— START STORED ROWS —
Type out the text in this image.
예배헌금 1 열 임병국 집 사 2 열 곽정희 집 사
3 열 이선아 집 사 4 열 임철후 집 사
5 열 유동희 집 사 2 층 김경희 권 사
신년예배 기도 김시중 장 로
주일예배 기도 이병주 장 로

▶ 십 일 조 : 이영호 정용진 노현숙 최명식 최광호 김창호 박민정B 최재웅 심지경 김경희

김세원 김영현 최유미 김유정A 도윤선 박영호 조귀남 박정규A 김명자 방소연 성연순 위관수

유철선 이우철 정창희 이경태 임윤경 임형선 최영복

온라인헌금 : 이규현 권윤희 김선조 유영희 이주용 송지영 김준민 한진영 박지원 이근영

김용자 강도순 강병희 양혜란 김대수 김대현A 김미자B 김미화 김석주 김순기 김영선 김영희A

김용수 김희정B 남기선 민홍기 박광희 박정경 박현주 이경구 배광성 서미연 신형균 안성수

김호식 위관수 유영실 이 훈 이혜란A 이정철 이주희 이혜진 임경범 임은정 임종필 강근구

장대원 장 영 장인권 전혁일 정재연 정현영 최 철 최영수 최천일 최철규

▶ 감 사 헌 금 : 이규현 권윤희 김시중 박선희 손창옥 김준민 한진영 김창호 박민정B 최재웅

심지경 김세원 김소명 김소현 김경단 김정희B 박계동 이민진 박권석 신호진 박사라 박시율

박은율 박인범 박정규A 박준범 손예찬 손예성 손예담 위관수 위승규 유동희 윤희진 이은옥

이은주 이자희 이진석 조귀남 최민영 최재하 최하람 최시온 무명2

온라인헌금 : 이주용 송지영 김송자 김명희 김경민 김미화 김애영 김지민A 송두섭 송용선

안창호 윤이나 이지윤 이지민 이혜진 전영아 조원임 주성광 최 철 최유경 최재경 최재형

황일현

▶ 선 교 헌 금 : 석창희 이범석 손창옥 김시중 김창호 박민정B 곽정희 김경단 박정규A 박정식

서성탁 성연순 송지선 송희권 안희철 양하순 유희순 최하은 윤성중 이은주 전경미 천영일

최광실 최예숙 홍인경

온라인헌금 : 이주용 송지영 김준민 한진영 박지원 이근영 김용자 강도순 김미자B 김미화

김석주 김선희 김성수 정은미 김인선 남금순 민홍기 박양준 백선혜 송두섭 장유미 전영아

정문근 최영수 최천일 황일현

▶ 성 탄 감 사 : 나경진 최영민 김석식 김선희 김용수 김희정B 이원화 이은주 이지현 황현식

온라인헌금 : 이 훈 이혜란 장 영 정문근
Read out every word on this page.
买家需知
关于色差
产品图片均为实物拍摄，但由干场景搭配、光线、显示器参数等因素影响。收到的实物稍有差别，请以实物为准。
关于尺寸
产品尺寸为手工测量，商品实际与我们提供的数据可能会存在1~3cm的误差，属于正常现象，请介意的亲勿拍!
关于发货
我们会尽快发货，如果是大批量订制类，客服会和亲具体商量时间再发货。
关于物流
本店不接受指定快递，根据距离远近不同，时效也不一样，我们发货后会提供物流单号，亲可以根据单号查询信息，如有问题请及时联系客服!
— END STORED ROWS —
→ **WORK TO BE COMPLETED**
All of the material above needs to be retyped word for word.

→ **CORRECT RESULT**
Type out the text in this image.
예배헌금 1 열 임병국 집 사 2 열 곽정희 집 사
3 열 이선아 집 사 4 열 임철후 집 사
5 열 유동희 집 사 2 층 김경희 권 사
신년예배 기도 김시중 장 로
주일예배 기도 이병주 장 로

▶ 십 일 조 : 이영호 정용진 노현숙 최명식 최광호 김창호 박민정B 최재웅 심지경 김경희

김세원 김영현 최유미 김유정A 도윤선 박영호 조귀남 박정규A 김명자 방소연 성연순 위관수

유철선 이우철 정창희 이경태 임윤경 임형선 최영복

온라인헌금 : 이규현 권윤희 김선조 유영희 이주용 송지영 김준민 한진영 박지원 이근영

김용자 강도순 강병희 양혜란 김대수 김대현A 김미자B 김미화 김석주 김순기 김영선 김영희A

김용수 김희정B 남기선 민홍기 박광희 박정경 박현주 이경구 배광성 서미연 신형균 안성수

김호식 위관수 유영실 이 훈 이혜란A 이정철 이주희 이혜진 임경범 임은정 임종필 강근구

장대원 장 영 장인권 전혁일 정재연 정현영 최 철 최영수 최천일 최철규

▶ 감 사 헌 금 : 이규현 권윤희 김시중 박선희 손창옥 김준민 한진영 김창호 박민정B 최재웅

심지경 김세원 김소명 김소현 김경단 김정희B 박계동 이민진 박권석 신호진 박사라 박시율

박은율 박인범 박정규A 박준범 손예찬 손예성 손예담 위관수 위승규 유동희 윤희진 이은옥

이은주 이자희 이진석 조귀남 최민영 최재하 최하람 최시온 무명2

온라인헌금 : 이주용 송지영 김송자 김명희 김경민 김미화 김애영 김지민A 송두섭 송용선

안창호 윤이나 이지윤 이지민 이혜진 전영아 조원임 주성광 최 철 최유경 최재경 최재형

황일현

▶ 선 교 헌 금 : 석창희 이범석 손창옥 김시중 김창호 박민정B 곽정희 김경단 박정규A 박정식

서성탁 성연순 송지선 송희권 안희철 양하순 유희순 최하은 윤성중 이은주 전경미 천영일

최광실 최예숙 홍인경

온라인헌금 : 이주용 송지영 김준민 한진영 박지원 이근영 김용자 강도순 김미자B 김미화

김석주 김선희 김성수 정은미 김인선 남금순 민홍기 박양준 백선혜 송두섭 장유미 전영아

정문근 최영수 최천일 황일현

▶ 성 탄 감 사 : 나경진 최영민 김석식 김선희 김용수 김희정B 이원화 이은주 이지현 황현식

온라인헌금 : 이 훈 이혜란 장 영 정문근
Read out every word on this page.
买家需知
关于色差
产品图片均为实物拍摄，但由干场景搭配、光线、显示器参数等因素影响。收到的实物稍有差别，请以实物为准。
关于尺寸
产品尺寸为手工测量，商品实际与我们提供的数据可能会存在1~3cm的误差，属于正常现象，请介意的亲勿拍!
关于发货
我们会尽快发货，如果是大批量订制类，客服会和亲具体商量时间再发货。
关于物流
本店不接受指定快递，根据距离远近不同，时效也不一样，我们发货后会提供物流单号，亲可以根据单号查询信息，如有问题请及时联系客服!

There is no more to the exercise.